> **THE EXERCISE**
Extract, from the listing that follows, each line containing the word "policiju".

> **WORKING DATA**

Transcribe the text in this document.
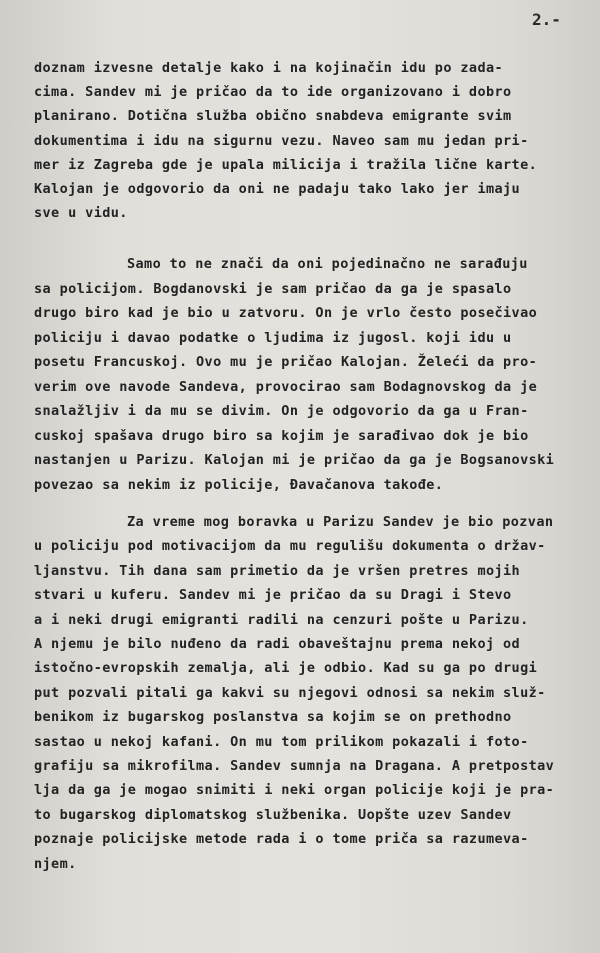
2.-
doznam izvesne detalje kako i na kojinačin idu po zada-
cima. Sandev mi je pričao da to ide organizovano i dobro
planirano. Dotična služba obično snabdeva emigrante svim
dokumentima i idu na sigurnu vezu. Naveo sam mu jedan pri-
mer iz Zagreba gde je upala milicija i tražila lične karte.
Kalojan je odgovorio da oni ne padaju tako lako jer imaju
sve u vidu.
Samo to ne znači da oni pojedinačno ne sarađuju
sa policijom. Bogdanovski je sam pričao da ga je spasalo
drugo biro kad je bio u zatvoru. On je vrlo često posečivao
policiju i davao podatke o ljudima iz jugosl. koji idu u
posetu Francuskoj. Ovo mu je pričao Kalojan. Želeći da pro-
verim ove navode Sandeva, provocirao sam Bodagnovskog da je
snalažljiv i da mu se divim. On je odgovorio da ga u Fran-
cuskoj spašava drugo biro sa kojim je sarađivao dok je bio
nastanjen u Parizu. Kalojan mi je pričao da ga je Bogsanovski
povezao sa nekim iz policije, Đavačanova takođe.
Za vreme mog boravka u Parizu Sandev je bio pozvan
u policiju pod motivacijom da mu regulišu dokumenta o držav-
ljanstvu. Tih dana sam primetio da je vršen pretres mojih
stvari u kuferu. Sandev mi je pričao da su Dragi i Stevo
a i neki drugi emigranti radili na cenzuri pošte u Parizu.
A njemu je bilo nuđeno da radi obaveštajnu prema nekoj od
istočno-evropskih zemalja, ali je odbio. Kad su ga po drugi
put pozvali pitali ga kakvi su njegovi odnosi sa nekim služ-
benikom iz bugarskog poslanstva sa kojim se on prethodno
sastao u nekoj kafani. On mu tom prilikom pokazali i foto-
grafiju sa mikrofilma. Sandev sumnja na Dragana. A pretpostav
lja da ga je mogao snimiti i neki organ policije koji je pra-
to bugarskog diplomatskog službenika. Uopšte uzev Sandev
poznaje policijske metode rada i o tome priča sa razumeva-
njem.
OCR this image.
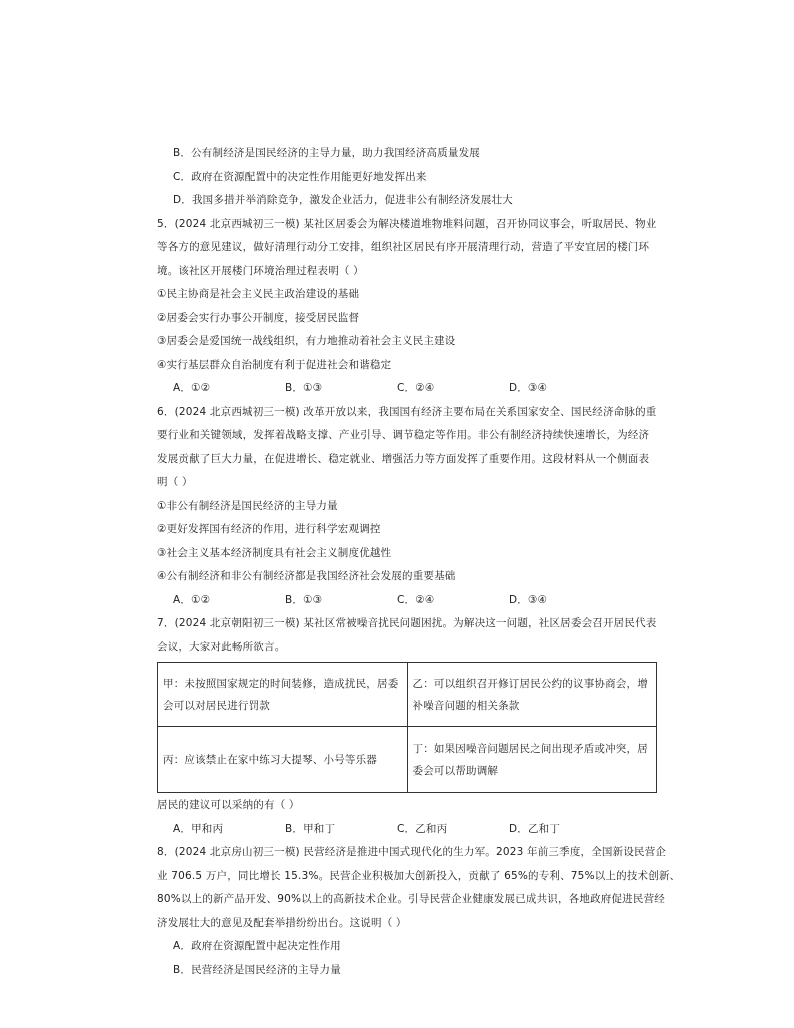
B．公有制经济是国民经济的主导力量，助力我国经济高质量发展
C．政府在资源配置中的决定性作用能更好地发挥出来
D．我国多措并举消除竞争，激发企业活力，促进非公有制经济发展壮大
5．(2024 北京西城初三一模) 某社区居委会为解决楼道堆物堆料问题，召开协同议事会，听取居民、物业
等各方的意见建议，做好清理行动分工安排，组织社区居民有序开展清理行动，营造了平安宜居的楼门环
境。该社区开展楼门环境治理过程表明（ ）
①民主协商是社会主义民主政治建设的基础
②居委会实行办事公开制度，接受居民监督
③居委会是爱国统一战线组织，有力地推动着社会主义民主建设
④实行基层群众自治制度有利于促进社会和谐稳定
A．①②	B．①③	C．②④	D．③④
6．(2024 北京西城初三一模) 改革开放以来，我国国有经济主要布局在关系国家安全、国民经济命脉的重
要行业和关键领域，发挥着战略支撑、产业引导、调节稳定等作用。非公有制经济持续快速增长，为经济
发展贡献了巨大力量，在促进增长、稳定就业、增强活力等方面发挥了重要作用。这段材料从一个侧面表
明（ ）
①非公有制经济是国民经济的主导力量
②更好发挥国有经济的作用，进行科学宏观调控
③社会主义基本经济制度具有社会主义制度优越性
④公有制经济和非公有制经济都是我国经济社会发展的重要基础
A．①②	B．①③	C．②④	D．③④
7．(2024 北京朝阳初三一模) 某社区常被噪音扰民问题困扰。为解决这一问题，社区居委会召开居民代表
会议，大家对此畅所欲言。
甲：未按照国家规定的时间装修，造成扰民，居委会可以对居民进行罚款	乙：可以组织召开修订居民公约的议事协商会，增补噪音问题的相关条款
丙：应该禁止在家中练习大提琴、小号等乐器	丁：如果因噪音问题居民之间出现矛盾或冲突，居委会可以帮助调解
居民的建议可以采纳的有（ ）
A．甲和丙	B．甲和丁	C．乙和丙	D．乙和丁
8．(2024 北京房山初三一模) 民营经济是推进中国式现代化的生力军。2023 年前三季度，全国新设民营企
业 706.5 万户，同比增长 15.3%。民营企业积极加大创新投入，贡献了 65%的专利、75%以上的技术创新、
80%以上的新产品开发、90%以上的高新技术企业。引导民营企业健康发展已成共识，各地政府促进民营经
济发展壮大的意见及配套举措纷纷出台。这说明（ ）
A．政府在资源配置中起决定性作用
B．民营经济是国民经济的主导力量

> **RESULT**
policiju i davao podatke o ljudima iz jugosl. koji idu u
u policiju pod motivacijom da mu regulišu dokumenta o držav-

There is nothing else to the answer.